(Data items)

--------

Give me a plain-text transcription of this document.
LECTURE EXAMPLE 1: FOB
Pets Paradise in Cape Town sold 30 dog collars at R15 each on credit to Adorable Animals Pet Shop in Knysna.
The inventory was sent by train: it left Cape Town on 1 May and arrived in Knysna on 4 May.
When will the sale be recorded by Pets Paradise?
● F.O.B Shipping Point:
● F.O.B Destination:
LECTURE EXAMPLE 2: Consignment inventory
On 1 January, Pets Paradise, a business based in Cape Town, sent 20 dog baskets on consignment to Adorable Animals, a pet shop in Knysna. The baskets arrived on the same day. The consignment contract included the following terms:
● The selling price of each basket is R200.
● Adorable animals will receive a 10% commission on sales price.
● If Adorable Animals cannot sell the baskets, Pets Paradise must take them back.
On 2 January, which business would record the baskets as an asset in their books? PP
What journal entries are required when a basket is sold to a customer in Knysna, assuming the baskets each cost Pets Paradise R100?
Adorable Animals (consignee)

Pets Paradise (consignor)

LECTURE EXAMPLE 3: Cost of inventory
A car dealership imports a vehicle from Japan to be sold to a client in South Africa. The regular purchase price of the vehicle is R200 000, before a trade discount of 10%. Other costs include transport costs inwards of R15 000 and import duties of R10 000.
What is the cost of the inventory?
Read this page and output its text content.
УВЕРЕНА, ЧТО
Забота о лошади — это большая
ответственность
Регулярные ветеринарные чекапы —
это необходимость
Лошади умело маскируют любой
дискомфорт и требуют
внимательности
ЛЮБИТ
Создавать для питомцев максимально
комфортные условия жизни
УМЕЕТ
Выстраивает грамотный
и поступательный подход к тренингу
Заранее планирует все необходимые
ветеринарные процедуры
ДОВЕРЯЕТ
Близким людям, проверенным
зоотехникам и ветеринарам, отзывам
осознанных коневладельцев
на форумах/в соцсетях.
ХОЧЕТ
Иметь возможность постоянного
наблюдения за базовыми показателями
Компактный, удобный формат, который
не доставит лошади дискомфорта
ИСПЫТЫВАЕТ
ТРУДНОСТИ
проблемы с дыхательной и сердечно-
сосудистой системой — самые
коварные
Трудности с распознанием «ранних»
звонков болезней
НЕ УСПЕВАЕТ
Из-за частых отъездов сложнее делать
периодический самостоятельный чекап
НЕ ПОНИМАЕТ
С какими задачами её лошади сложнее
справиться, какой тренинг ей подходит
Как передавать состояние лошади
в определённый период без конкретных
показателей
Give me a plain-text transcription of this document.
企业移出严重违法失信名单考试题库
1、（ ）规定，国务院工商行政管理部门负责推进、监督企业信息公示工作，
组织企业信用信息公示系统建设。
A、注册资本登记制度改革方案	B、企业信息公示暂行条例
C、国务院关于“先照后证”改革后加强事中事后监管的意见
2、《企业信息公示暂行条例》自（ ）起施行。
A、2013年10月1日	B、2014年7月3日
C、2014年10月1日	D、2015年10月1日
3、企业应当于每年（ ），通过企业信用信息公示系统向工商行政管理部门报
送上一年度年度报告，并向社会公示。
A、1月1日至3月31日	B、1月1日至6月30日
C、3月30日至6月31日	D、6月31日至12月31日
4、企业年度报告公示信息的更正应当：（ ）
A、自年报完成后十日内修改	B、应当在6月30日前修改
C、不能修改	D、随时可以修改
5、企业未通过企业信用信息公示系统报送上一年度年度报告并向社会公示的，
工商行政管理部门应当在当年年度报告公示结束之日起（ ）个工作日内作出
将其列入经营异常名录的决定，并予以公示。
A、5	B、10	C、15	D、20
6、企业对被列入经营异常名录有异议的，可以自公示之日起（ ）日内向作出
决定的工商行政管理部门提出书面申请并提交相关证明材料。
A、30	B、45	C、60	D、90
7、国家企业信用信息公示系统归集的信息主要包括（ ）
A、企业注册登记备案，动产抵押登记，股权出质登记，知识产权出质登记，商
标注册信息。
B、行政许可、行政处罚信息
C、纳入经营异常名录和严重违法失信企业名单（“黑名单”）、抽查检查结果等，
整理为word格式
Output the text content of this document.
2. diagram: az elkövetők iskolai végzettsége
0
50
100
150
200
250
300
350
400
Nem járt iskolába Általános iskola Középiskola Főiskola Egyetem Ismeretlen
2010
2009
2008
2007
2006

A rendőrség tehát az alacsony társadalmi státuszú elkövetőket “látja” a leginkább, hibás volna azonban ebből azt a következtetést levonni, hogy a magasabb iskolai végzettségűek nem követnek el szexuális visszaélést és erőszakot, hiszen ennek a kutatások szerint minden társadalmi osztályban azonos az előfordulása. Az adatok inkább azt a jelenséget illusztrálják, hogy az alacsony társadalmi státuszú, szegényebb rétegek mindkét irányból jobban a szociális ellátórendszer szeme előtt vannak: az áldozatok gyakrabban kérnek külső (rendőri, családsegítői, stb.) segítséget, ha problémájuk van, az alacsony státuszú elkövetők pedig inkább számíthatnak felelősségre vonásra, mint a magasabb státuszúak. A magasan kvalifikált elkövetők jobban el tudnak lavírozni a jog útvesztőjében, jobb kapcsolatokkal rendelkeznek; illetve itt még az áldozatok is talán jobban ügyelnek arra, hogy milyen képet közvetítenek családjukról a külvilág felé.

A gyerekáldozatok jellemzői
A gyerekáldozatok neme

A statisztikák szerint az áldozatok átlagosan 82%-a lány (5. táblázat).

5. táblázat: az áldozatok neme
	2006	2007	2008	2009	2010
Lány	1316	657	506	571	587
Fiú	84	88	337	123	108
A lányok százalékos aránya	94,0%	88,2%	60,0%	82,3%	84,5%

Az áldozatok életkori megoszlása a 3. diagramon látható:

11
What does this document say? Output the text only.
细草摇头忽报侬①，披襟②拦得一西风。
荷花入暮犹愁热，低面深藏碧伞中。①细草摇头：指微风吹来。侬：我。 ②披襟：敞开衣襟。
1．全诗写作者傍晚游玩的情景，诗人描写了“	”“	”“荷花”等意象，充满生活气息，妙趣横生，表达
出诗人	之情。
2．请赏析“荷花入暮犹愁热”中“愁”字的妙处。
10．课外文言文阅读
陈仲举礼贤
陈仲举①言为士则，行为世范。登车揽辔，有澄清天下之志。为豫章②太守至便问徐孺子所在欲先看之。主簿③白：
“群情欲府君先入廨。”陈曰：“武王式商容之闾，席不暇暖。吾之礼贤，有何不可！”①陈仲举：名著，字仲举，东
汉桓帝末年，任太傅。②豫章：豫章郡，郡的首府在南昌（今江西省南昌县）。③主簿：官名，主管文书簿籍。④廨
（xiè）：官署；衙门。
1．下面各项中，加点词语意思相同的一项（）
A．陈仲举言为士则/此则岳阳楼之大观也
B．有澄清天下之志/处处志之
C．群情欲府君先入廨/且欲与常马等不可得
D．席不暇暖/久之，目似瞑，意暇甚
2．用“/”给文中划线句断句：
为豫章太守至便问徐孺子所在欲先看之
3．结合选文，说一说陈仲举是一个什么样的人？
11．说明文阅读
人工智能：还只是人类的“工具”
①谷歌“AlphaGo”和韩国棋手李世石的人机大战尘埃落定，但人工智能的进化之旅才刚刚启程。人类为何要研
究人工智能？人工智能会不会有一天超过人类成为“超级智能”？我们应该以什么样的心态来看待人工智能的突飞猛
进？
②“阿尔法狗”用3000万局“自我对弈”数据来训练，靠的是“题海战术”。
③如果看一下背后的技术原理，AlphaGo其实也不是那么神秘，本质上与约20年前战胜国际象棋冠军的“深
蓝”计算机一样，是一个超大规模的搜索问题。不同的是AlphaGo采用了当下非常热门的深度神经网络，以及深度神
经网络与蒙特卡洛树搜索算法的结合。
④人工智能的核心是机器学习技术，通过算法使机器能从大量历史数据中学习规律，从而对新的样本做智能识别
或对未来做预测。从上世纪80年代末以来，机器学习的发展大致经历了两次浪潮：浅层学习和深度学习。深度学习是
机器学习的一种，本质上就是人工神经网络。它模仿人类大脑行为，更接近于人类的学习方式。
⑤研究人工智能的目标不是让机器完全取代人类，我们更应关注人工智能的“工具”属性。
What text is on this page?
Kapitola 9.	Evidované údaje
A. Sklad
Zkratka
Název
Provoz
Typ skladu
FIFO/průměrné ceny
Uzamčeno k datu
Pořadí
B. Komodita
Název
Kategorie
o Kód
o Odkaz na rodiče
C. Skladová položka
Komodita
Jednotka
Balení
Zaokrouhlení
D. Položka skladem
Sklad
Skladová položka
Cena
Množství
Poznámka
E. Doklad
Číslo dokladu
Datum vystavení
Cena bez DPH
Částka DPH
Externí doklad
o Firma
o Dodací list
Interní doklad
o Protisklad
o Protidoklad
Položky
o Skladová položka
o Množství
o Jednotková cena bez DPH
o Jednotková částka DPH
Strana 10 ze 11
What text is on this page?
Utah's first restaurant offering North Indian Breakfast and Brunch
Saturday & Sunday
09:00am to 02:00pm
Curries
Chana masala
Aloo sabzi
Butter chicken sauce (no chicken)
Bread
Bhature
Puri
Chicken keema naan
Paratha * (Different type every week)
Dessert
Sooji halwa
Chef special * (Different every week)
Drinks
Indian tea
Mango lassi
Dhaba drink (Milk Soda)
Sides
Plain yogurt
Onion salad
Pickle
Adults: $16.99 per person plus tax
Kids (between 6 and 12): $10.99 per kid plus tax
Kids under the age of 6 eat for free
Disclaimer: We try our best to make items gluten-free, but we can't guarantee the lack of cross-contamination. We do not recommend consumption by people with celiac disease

--------

* Written exercise *
Select every line in the material above where the string "document" occurs, and copy it.

* Problem solution *
Give me a plain-text transcription of this document.
Give me a plain-text transcription of this document.
Output the text content of this document.
What does this document say? Output the text only.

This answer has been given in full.